"""

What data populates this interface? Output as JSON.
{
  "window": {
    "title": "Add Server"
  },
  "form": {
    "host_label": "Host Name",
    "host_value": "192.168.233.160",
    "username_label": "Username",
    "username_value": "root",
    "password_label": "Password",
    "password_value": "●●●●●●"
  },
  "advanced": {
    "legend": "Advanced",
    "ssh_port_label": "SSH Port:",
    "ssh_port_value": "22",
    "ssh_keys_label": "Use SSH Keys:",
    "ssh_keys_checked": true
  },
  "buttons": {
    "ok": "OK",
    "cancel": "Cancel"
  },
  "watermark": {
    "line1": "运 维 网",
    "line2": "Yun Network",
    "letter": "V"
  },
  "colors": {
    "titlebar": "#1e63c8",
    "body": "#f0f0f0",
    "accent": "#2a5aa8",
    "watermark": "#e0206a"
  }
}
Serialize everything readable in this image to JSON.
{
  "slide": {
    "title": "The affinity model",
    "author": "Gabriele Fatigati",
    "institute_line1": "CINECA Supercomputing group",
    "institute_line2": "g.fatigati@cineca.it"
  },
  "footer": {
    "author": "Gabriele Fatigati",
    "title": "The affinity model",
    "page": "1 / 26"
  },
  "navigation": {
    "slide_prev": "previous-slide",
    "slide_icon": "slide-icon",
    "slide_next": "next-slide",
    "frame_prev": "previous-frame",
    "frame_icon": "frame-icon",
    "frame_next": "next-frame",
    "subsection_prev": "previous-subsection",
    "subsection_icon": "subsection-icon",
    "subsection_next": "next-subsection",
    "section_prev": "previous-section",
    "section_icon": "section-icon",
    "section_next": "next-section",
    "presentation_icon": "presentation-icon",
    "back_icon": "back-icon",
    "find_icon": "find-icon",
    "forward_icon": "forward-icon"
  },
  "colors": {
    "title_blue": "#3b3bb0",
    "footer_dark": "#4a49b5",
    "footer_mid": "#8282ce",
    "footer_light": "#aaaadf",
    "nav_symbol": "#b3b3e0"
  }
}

"""

● **CHALLENGE**
The answer consists only of the lines from the one containing "Serialize everything readable" to the end of the records, each written out exactly.

● **ANSWER FOR THIS EXERCISE**
Serialize everything readable in this image to JSON.
{
  "slide": {
    "title": "The affinity model",
    "author": "Gabriele Fatigati",
    "institute_line1": "CINECA Supercomputing group",
    "institute_line2": "g.fatigati@cineca.it"
  },
  "footer": {
    "author": "Gabriele Fatigati",
    "title": "The affinity model",
    "page": "1 / 26"
  },
  "navigation": {
    "slide_prev": "previous-slide",
    "slide_icon": "slide-icon",
    "slide_next": "next-slide",
    "frame_prev": "previous-frame",
    "frame_icon": "frame-icon",
    "frame_next": "next-frame",
    "subsection_prev": "previous-subsection",
    "subsection_icon": "subsection-icon",
    "subsection_next": "next-subsection",
    "section_prev": "previous-section",
    "section_icon": "section-icon",
    "section_next": "next-section",
    "presentation_icon": "presentation-icon",
    "back_icon": "back-icon",
    "find_icon": "find-icon",
    "forward_icon": "forward-icon"
  },
  "colors": {
    "title_blue": "#3b3bb0",
    "footer_dark": "#4a49b5",
    "footer_mid": "#8282ce",
    "footer_light": "#aaaadf",
    "nav_symbol": "#b3b3e0"
  }
}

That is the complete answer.